Exercise brief: Copy the following lines unchanged. Begin at the line that has "283, 772, 392]" and stop after the line that has "283, 790, 392]", including both.

══════════════════════════════

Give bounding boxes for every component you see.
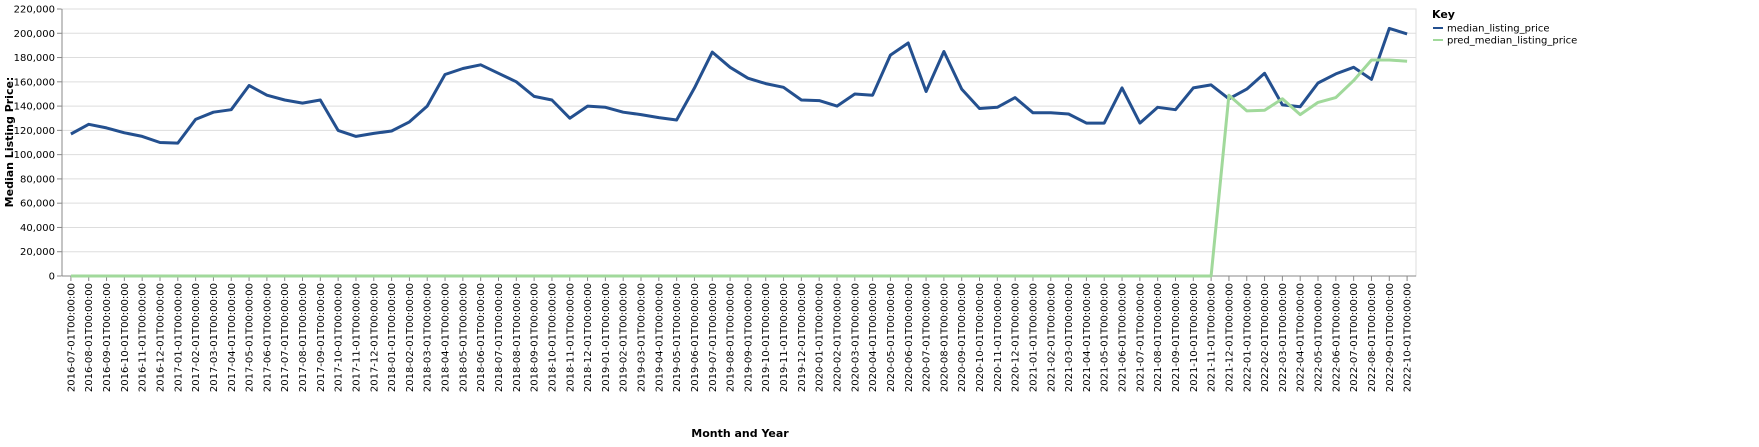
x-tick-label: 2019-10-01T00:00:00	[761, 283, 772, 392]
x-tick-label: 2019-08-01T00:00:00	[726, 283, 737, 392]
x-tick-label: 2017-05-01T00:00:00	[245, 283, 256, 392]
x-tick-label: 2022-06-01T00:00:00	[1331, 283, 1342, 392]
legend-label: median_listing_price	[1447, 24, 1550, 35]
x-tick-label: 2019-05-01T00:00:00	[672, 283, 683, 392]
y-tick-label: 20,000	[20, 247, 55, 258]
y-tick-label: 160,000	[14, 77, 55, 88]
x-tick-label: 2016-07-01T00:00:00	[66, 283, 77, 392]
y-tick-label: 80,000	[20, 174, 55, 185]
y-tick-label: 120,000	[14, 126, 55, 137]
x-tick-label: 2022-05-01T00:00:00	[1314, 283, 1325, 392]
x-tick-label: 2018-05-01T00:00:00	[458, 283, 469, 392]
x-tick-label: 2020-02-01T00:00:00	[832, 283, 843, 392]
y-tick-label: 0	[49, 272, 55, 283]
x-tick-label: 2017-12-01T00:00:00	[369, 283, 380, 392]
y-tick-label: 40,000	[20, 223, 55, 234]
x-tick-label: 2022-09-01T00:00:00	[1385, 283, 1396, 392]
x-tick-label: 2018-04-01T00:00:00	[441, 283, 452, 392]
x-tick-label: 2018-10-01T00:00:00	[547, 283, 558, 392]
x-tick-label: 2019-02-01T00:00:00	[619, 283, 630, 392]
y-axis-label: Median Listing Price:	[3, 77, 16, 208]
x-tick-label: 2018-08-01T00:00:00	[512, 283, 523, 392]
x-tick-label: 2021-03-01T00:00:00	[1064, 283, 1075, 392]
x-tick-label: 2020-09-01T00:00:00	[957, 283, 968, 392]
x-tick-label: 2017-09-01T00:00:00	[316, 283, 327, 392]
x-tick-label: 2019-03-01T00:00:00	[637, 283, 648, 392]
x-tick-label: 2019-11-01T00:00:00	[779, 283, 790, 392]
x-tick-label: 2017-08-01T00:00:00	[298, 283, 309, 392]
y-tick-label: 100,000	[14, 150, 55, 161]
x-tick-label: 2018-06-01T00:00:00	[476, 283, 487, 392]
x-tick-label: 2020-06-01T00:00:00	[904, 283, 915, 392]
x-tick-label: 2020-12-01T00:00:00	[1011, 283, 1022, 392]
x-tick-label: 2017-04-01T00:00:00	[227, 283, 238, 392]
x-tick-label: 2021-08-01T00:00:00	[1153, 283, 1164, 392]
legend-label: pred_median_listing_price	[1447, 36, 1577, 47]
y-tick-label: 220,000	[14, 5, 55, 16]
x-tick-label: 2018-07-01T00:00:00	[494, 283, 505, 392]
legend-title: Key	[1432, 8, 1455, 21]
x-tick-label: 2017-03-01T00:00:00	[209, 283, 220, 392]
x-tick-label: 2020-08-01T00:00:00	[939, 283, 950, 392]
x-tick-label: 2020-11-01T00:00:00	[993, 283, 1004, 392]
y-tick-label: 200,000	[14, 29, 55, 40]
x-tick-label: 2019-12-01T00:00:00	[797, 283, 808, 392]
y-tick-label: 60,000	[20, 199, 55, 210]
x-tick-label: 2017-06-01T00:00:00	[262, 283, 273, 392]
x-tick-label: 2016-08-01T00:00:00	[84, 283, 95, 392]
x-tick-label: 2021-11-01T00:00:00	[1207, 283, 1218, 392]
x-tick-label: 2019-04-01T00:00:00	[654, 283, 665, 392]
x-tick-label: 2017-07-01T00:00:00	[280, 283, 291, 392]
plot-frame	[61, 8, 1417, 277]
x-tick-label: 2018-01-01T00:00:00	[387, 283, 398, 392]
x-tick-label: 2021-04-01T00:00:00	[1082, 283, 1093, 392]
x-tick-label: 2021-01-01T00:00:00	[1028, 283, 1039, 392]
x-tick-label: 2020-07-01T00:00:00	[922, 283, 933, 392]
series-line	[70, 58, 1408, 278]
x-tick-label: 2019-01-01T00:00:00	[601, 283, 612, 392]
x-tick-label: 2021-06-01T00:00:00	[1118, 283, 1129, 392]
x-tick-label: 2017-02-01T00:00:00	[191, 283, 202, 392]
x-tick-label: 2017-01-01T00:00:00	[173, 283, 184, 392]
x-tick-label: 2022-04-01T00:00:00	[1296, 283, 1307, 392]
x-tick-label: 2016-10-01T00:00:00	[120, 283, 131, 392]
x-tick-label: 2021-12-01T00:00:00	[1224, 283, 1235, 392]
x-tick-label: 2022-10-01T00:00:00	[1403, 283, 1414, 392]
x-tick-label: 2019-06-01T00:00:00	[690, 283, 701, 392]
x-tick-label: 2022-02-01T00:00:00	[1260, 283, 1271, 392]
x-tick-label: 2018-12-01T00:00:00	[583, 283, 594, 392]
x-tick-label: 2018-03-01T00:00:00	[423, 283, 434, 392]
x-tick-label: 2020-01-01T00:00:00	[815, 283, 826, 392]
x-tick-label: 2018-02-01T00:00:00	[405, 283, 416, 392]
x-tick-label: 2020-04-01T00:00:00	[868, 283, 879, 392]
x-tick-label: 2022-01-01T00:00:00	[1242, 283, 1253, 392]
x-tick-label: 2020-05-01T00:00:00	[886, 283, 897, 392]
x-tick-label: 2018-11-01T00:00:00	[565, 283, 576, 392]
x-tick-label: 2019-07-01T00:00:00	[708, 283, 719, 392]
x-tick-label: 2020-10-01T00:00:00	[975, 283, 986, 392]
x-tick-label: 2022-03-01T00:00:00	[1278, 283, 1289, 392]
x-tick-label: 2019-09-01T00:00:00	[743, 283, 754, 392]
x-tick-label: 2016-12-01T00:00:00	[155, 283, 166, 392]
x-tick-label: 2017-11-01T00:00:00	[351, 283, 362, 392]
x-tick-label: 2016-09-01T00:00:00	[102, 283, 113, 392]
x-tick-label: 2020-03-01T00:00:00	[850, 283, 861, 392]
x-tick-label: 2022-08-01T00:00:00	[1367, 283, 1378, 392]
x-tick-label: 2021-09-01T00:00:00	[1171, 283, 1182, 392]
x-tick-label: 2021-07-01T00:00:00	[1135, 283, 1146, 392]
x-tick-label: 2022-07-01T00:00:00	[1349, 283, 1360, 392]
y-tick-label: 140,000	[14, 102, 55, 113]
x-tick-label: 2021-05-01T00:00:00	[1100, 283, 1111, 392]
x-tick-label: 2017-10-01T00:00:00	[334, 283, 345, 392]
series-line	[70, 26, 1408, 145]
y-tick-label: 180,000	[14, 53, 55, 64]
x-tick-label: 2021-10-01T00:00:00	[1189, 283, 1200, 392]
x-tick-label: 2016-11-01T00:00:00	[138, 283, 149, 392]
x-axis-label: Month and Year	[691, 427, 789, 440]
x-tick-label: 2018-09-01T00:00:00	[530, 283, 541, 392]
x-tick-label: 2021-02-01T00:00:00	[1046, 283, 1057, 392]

══════════════════════════════

Complete output:
x-tick-label: 2019-10-01T00:00:00	[761, 283, 772, 392]
x-tick-label: 2019-08-01T00:00:00	[726, 283, 737, 392]
x-tick-label: 2017-05-01T00:00:00	[245, 283, 256, 392]
x-tick-label: 2022-06-01T00:00:00	[1331, 283, 1342, 392]
legend-label: median_listing_price	[1447, 24, 1550, 35]
x-tick-label: 2019-05-01T00:00:00	[672, 283, 683, 392]
y-tick-label: 20,000	[20, 247, 55, 258]
y-tick-label: 160,000	[14, 77, 55, 88]
x-tick-label: 2016-07-01T00:00:00	[66, 283, 77, 392]
y-tick-label: 80,000	[20, 174, 55, 185]
y-tick-label: 120,000	[14, 126, 55, 137]
x-tick-label: 2022-05-01T00:00:00	[1314, 283, 1325, 392]
x-tick-label: 2018-05-01T00:00:00	[458, 283, 469, 392]
x-tick-label: 2020-02-01T00:00:00	[832, 283, 843, 392]
y-tick-label: 0	[49, 272, 55, 283]
x-tick-label: 2017-12-01T00:00:00	[369, 283, 380, 392]
y-tick-label: 40,000	[20, 223, 55, 234]
x-tick-label: 2022-09-01T00:00:00	[1385, 283, 1396, 392]
x-tick-label: 2018-04-01T00:00:00	[441, 283, 452, 392]
x-tick-label: 2018-10-01T00:00:00	[547, 283, 558, 392]
x-tick-label: 2019-02-01T00:00:00	[619, 283, 630, 392]
y-axis-label: Median Listing Price:	[3, 77, 16, 208]
x-tick-label: 2018-08-01T00:00:00	[512, 283, 523, 392]
x-tick-label: 2021-03-01T00:00:00	[1064, 283, 1075, 392]
x-tick-label: 2020-09-01T00:00:00	[957, 283, 968, 392]
x-tick-label: 2017-09-01T00:00:00	[316, 283, 327, 392]
x-tick-label: 2019-03-01T00:00:00	[637, 283, 648, 392]
x-tick-label: 2019-11-01T00:00:00	[779, 283, 790, 392]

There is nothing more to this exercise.